Extracted material =
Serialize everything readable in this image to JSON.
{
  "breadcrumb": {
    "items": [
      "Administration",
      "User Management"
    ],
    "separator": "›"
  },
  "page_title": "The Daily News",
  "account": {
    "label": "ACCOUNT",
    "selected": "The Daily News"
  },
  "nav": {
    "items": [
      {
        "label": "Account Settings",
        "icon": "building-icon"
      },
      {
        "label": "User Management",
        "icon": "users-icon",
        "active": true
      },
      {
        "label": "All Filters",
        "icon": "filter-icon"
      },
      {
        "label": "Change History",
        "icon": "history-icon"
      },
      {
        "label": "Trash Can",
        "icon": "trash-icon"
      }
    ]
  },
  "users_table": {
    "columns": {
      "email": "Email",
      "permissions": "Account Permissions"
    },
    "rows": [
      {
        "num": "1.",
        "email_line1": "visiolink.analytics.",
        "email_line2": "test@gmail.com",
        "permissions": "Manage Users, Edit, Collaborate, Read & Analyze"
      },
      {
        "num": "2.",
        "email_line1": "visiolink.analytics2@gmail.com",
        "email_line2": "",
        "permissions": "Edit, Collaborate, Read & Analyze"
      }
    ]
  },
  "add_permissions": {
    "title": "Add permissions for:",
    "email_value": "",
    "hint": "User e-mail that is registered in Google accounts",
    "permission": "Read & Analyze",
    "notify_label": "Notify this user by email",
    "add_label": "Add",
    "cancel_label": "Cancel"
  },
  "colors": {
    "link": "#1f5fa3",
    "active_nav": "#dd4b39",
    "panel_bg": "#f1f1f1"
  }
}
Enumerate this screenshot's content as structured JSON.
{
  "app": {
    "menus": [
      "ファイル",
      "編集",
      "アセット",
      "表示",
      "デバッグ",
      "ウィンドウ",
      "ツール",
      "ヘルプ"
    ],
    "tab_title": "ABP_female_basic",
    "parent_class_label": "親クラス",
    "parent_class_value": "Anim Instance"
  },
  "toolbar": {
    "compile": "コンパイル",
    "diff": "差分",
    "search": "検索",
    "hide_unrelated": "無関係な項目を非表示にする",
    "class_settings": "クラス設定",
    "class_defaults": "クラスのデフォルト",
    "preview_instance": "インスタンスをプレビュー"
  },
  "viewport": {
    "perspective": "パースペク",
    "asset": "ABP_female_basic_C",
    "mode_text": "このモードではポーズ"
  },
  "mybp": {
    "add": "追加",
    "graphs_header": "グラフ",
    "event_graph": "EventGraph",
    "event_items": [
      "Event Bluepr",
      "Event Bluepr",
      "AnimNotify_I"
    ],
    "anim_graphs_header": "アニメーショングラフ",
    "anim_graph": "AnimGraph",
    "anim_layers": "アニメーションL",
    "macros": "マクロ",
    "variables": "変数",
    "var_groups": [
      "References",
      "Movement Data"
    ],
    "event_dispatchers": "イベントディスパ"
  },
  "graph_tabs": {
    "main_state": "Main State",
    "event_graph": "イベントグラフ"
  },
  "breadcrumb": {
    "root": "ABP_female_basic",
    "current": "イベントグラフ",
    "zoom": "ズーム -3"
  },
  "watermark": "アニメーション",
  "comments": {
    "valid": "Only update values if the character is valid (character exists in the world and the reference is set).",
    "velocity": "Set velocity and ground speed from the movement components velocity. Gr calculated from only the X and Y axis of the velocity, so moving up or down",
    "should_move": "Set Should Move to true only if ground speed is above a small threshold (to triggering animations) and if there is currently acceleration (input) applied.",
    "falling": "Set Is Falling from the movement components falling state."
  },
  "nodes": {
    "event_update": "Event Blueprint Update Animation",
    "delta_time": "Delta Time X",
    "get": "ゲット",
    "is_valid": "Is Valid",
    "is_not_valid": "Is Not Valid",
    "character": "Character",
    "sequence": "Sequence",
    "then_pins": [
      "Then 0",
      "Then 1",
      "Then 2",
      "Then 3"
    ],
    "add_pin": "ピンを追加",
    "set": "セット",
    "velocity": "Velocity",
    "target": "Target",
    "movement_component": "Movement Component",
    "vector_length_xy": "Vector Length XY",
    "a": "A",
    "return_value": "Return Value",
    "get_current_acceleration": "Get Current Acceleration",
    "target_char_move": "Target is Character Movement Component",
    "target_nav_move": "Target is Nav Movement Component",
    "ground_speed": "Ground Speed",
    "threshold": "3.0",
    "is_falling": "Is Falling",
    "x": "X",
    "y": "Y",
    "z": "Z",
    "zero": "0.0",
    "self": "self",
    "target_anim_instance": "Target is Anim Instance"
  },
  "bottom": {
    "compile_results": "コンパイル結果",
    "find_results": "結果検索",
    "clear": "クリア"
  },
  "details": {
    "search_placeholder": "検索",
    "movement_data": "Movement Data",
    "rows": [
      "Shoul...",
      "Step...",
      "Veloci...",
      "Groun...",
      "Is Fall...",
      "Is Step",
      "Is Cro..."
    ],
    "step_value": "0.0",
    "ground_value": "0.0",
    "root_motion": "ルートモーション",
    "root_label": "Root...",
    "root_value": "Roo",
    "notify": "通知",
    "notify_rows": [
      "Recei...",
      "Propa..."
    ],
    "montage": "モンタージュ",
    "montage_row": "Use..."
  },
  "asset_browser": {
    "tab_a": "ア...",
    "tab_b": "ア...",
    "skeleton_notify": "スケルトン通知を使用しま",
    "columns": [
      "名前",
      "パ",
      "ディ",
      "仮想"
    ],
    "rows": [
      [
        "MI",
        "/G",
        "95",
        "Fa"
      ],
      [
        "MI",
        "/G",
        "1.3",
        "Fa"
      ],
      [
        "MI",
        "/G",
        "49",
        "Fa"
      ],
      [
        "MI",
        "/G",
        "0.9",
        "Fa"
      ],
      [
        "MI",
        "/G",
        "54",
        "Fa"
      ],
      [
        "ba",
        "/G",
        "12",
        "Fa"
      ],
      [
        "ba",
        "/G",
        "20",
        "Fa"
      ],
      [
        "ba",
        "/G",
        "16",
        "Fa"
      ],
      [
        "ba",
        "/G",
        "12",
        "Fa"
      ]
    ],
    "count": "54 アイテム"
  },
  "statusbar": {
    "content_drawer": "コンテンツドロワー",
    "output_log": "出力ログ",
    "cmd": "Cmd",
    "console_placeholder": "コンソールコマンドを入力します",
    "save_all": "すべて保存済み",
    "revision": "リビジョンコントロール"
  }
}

Aim of the task = Report only how many lines in the records contain the word "Analyze".

Task solution = 3